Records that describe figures
<<<<

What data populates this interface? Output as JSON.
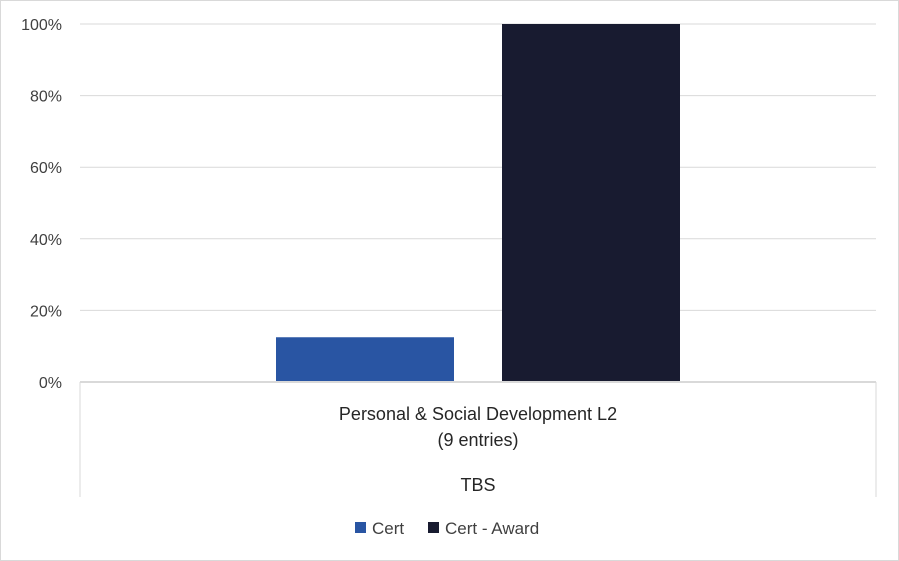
{
  "chart_data": {
    "type": "bar",
    "title": "",
    "xlabel": "",
    "ylabel": "",
    "ylim": [
      0,
      100
    ],
    "yticks": [
      "0%",
      "20%",
      "40%",
      "60%",
      "80%",
      "100%"
    ],
    "ytick_values": [
      0,
      20,
      40,
      60,
      80,
      100
    ],
    "categories": [
      "Personal & Social Development L2"
    ],
    "category_sub": "(9 entries)",
    "group_label": "TBS",
    "series": [
      {
        "name": "Cert",
        "values": [
          12.5
        ],
        "color": "#2955a3"
      },
      {
        "name": "Cert - Award",
        "values": [
          100
        ],
        "color": "#181b30"
      }
    ],
    "grid": true,
    "legend": "bottom"
  }
}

>>>>

**Aim of the exercise**
Repeat the material above in full and unchanged, minus its images.

**Task answer**
What data populates this interface? Output as JSON.
{
  "chart_data": {
    "type": "bar",
    "title": "",
    "xlabel": "",
    "ylabel": "",
    "ylim": [
      0,
      100
    ],
    "yticks": [
      "0%",
      "20%",
      "40%",
      "60%",
      "80%",
      "100%"
    ],
    "ytick_values": [
      0,
      20,
      40,
      60,
      80,
      100
    ],
    "categories": [
      "Personal & Social Development L2"
    ],
    "category_sub": "(9 entries)",
    "group_label": "TBS",
    "series": [
      {
        "name": "Cert",
        "values": [
          12.5
        ],
        "color": "#2955a3"
      },
      {
        "name": "Cert - Award",
        "values": [
          100
        ],
        "color": "#181b30"
      }
    ],
    "grid": true,
    "legend": "bottom"
  }
}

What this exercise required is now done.